TASK PROMPT:
Report how many lines in the records hold the string "title"; give the number and nothing else.

INPUT DATA:
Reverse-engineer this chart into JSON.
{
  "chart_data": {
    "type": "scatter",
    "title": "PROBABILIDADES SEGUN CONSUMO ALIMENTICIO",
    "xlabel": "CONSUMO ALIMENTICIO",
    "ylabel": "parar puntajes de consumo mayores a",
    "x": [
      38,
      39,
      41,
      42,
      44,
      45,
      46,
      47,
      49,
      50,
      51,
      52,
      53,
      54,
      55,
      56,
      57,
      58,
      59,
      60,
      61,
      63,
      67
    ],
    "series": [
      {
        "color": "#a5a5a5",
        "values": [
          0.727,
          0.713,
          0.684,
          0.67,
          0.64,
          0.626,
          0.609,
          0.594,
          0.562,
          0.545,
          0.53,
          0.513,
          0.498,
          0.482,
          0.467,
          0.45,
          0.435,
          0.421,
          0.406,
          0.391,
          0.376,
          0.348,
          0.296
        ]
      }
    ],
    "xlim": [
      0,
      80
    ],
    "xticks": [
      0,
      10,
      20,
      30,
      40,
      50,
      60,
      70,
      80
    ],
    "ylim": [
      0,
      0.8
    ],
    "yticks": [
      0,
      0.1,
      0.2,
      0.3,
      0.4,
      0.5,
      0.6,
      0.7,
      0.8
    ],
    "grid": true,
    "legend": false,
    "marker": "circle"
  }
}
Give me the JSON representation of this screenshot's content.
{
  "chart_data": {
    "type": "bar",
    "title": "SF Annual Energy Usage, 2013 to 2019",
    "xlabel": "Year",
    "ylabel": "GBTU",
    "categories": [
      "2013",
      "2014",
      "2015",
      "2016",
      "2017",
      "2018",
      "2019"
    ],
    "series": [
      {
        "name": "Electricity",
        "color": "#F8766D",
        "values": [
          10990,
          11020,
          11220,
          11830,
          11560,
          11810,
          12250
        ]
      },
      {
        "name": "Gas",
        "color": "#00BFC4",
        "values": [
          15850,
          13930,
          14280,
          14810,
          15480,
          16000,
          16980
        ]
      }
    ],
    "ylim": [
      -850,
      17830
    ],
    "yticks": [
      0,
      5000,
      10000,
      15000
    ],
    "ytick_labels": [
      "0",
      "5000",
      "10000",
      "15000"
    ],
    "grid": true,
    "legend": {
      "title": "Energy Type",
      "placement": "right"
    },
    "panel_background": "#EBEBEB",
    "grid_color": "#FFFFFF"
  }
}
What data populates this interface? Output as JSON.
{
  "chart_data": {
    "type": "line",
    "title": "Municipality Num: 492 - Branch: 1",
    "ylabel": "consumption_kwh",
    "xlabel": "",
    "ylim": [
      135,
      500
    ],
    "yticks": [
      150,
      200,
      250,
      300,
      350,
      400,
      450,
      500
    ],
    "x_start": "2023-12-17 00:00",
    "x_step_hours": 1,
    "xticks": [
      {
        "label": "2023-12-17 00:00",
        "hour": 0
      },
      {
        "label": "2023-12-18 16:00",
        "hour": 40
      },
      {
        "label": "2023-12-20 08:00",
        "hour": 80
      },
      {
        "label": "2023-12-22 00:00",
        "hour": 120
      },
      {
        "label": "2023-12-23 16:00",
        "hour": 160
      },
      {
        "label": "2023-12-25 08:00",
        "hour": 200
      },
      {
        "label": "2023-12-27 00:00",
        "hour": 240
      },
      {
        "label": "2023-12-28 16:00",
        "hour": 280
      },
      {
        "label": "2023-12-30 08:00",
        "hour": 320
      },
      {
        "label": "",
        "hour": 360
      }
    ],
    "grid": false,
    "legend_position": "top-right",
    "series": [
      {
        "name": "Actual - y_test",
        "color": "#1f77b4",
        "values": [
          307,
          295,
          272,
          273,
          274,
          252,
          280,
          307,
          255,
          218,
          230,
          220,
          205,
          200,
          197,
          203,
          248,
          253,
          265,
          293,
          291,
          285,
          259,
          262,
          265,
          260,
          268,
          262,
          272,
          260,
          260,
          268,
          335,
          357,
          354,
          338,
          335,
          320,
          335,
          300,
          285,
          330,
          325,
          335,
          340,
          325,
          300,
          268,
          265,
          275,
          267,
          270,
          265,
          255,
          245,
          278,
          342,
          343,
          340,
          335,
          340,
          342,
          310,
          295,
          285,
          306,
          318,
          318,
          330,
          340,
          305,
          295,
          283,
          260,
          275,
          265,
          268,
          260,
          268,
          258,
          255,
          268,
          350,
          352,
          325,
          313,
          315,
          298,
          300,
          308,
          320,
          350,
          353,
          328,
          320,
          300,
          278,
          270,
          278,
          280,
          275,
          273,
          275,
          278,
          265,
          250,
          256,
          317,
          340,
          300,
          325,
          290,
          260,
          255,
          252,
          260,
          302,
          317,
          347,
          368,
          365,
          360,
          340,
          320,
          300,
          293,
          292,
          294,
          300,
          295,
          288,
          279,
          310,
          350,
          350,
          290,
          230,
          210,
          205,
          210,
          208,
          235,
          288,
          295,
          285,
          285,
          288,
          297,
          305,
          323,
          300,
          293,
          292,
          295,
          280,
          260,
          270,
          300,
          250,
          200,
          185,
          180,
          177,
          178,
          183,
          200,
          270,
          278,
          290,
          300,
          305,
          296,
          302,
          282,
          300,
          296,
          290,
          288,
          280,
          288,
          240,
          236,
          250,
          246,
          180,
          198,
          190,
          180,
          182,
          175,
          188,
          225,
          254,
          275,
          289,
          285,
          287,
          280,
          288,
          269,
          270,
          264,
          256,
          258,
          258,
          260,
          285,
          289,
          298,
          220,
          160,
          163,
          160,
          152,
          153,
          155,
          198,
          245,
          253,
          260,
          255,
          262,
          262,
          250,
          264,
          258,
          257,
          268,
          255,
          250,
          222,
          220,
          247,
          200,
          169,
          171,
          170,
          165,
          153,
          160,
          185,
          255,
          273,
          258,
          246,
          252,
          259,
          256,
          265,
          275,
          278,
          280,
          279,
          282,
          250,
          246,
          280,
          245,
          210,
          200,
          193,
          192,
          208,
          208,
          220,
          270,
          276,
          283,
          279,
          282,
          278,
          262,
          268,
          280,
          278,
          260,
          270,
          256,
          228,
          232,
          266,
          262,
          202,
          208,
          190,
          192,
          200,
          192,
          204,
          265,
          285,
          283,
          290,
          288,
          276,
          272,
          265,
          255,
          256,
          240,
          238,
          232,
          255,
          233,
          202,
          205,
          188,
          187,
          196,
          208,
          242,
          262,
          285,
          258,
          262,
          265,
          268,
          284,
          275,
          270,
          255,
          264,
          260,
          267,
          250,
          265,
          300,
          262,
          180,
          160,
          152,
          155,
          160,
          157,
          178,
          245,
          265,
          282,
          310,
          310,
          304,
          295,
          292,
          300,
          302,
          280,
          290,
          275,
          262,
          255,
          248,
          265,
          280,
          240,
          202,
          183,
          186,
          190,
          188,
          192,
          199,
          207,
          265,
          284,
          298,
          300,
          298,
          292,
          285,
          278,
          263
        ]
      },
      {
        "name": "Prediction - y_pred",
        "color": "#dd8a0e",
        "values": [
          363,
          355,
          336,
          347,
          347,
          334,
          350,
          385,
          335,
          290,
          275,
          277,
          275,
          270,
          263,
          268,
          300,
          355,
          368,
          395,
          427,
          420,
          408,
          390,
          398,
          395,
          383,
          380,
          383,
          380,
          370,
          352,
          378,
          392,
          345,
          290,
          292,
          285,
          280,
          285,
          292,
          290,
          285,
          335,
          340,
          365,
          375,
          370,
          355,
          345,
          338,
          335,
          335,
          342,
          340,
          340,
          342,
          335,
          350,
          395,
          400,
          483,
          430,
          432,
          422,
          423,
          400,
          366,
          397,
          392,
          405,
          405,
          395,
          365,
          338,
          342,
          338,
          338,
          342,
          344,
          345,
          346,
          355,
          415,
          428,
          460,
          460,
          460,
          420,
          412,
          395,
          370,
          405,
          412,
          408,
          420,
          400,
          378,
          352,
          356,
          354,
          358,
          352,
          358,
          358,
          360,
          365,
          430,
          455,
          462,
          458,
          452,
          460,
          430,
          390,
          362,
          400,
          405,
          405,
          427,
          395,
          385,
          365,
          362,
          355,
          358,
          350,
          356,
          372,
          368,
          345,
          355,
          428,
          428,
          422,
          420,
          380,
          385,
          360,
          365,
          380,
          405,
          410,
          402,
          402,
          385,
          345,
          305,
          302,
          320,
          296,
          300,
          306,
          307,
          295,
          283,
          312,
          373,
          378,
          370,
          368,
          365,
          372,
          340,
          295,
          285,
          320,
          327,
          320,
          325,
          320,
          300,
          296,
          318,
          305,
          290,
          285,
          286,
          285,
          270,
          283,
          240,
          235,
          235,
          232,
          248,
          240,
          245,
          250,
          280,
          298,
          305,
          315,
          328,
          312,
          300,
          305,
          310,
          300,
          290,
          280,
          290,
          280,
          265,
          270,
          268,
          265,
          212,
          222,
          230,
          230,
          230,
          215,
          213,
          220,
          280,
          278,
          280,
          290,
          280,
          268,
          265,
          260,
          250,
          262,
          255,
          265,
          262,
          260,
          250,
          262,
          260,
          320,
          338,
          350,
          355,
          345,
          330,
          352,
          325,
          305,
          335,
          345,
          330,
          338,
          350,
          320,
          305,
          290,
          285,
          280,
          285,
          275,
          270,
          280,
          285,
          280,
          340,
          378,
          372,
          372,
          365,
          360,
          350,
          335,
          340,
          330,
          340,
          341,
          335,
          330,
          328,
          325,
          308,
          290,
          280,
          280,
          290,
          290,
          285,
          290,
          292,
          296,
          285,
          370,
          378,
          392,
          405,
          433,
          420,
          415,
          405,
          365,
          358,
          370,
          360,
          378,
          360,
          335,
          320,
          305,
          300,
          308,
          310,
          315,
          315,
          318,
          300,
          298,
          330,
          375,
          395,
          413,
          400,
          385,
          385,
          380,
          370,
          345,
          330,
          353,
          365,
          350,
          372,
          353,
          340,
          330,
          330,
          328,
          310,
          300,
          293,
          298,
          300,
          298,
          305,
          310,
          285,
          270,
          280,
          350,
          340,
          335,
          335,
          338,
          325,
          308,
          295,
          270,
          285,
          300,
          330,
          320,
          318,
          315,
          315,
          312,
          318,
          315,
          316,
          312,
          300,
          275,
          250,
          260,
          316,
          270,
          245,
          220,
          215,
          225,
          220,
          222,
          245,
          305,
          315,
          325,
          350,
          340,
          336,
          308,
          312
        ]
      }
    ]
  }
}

THE SOLUTION:
4